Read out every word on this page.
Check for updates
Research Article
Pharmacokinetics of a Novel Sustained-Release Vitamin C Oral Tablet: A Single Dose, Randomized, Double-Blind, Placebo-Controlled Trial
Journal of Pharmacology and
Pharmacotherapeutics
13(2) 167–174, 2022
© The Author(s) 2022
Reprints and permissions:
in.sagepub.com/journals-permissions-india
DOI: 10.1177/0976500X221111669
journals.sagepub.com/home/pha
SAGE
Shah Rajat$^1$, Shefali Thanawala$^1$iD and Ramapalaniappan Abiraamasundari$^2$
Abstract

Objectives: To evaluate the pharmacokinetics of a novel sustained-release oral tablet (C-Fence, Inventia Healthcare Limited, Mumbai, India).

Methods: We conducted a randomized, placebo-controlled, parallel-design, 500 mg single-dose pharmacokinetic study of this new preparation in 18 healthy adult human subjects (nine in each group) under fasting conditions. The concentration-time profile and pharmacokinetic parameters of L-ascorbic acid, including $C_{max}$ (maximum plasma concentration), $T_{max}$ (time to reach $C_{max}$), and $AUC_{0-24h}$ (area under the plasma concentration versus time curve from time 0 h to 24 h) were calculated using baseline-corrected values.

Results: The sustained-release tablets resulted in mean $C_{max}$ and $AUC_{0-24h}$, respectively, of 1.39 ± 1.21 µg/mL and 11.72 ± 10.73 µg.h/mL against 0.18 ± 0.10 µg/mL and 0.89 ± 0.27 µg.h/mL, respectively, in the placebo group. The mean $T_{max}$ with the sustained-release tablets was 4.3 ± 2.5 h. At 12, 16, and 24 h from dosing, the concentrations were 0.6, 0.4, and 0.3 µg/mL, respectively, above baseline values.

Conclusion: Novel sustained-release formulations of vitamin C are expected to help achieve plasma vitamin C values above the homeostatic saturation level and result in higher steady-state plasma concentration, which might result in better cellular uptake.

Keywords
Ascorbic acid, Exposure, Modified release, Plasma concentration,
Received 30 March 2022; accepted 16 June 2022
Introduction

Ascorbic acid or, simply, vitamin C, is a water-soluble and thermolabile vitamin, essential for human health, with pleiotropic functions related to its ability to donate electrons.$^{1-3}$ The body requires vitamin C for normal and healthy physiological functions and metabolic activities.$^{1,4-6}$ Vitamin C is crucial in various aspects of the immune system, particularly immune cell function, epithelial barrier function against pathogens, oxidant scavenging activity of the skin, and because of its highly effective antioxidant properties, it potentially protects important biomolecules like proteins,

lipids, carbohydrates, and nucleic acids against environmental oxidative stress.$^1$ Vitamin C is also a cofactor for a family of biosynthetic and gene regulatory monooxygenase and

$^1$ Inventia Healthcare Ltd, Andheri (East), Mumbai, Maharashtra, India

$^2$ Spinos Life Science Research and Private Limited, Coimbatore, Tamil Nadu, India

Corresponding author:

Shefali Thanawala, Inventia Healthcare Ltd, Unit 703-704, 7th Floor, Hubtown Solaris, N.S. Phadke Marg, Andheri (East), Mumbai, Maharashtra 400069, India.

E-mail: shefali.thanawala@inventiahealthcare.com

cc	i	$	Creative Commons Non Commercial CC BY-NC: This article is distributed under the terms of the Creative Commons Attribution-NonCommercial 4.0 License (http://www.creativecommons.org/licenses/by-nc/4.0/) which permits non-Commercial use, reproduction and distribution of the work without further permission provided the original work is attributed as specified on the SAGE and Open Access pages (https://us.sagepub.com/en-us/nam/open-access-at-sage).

**WORK ITEM**
Reproduce the entries exactly, each one as given.

**OUTPUT OF THE EXERCISE**
Read out every word on this page.
Check for updates
Research Article
Pharmacokinetics of a Novel Sustained-Release Vitamin C Oral Tablet: A Single Dose, Randomized, Double-Blind, Placebo-Controlled Trial
Journal of Pharmacology and
Pharmacotherapeutics
13(2) 167–174, 2022
© The Author(s) 2022
Reprints and permissions:
in.sagepub.com/journals-permissions-india
DOI: 10.1177/0976500X221111669
journals.sagepub.com/home/pha
SAGE
Shah Rajat$^1$, Shefali Thanawala$^1$iD and Ramapalaniappan Abiraamasundari$^2$
Abstract

Objectives: To evaluate the pharmacokinetics of a novel sustained-release oral tablet (C-Fence, Inventia Healthcare Limited, Mumbai, India).

Methods: We conducted a randomized, placebo-controlled, parallel-design, 500 mg single-dose pharmacokinetic study of this new preparation in 18 healthy adult human subjects (nine in each group) under fasting conditions. The concentration-time profile and pharmacokinetic parameters of L-ascorbic acid, including $C_{max}$ (maximum plasma concentration), $T_{max}$ (time to reach $C_{max}$), and $AUC_{0-24h}$ (area under the plasma concentration versus time curve from time 0 h to 24 h) were calculated using baseline-corrected values.

Results: The sustained-release tablets resulted in mean $C_{max}$ and $AUC_{0-24h}$, respectively, of 1.39 ± 1.21 µg/mL and 11.72 ± 10.73 µg.h/mL against 0.18 ± 0.10 µg/mL and 0.89 ± 0.27 µg.h/mL, respectively, in the placebo group. The mean $T_{max}$ with the sustained-release tablets was 4.3 ± 2.5 h. At 12, 16, and 24 h from dosing, the concentrations were 0.6, 0.4, and 0.3 µg/mL, respectively, above baseline values.

Conclusion: Novel sustained-release formulations of vitamin C are expected to help achieve plasma vitamin C values above the homeostatic saturation level and result in higher steady-state plasma concentration, which might result in better cellular uptake.

Keywords
Ascorbic acid, Exposure, Modified release, Plasma concentration,
Received 30 March 2022; accepted 16 June 2022
Introduction

Ascorbic acid or, simply, vitamin C, is a water-soluble and thermolabile vitamin, essential for human health, with pleiotropic functions related to its ability to donate electrons.$^{1-3}$ The body requires vitamin C for normal and healthy physiological functions and metabolic activities.$^{1,4-6}$ Vitamin C is crucial in various aspects of the immune system, particularly immune cell function, epithelial barrier function against pathogens, oxidant scavenging activity of the skin, and because of its highly effective antioxidant properties, it potentially protects important biomolecules like proteins,

lipids, carbohydrates, and nucleic acids against environmental oxidative stress.$^1$ Vitamin C is also a cofactor for a family of biosynthetic and gene regulatory monooxygenase and

$^1$ Inventia Healthcare Ltd, Andheri (East), Mumbai, Maharashtra, India

$^2$ Spinos Life Science Research and Private Limited, Coimbatore, Tamil Nadu, India

Corresponding author:

Shefali Thanawala, Inventia Healthcare Ltd, Unit 703-704, 7th Floor, Hubtown Solaris, N.S. Phadke Marg, Andheri (East), Mumbai, Maharashtra 400069, India.

E-mail: shefali.thanawala@inventiahealthcare.com

cc	i	$	Creative Commons Non Commercial CC BY-NC: This article is distributed under the terms of the Creative Commons Attribution-NonCommercial 4.0 License (http://www.creativecommons.org/licenses/by-nc/4.0/) which permits non-Commercial use, reproduction and distribution of the work without further permission provided the original work is attributed as specified on the SAGE and Open Access pages (https://us.sagepub.com/en-us/nam/open-access-at-sage).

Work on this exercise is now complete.